___ RECORDS FOR THIS EXERCISE ___

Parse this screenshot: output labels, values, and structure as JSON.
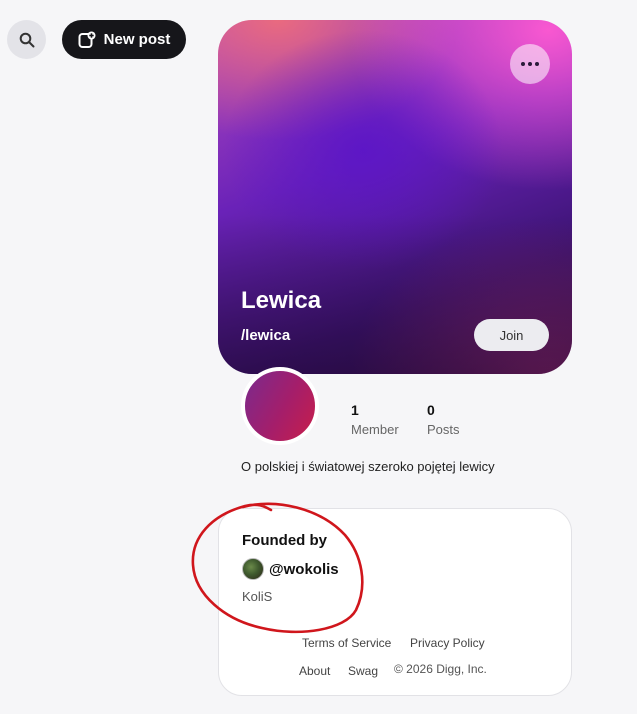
{
  "toolbar": {
    "search_icon": "search-icon",
    "new_post_label": "New post",
    "new_post_icon": "compose-icon"
  },
  "community": {
    "title": "Lewica",
    "slug": "/lewica",
    "join_label": "Join",
    "more_icon": "more-icon",
    "members_count": "1",
    "members_label": "Member",
    "posts_count": "0",
    "posts_label": "Posts",
    "description": "O polskiej i światowej szeroko pojętej lewicy"
  },
  "founded": {
    "title": "Founded by",
    "handle": "@wokolis",
    "display_name": "KoliS"
  },
  "footer": {
    "terms": "Terms of Service",
    "privacy": "Privacy Policy",
    "about": "About",
    "swag": "Swag",
    "copyright": "© 2026 Digg, Inc."
  },
  "colors": {
    "annotation": "#d0161c",
    "button_dark": "#16161a"
  }
}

___

Skipping the pictures, transcribe each line above exactly as it appears.

Parse this screenshot: output labels, values, and structure as JSON.
{
  "toolbar": {
    "search_icon": "search-icon",
    "new_post_label": "New post",
    "new_post_icon": "compose-icon"
  },
  "community": {
    "title": "Lewica",
    "slug": "/lewica",
    "join_label": "Join",
    "more_icon": "more-icon",
    "members_count": "1",
    "members_label": "Member",
    "posts_count": "0",
    "posts_label": "Posts",
    "description": "O polskiej i światowej szeroko pojętej lewicy"
  },
  "founded": {
    "title": "Founded by",
    "handle": "@wokolis",
    "display_name": "KoliS"
  },
  "footer": {
    "terms": "Terms of Service",
    "privacy": "Privacy Policy",
    "about": "About",
    "swag": "Swag",
    "copyright": "© 2026 Digg, Inc."
  },
  "colors": {
    "annotation": "#d0161c",
    "button_dark": "#16161a"
  }
}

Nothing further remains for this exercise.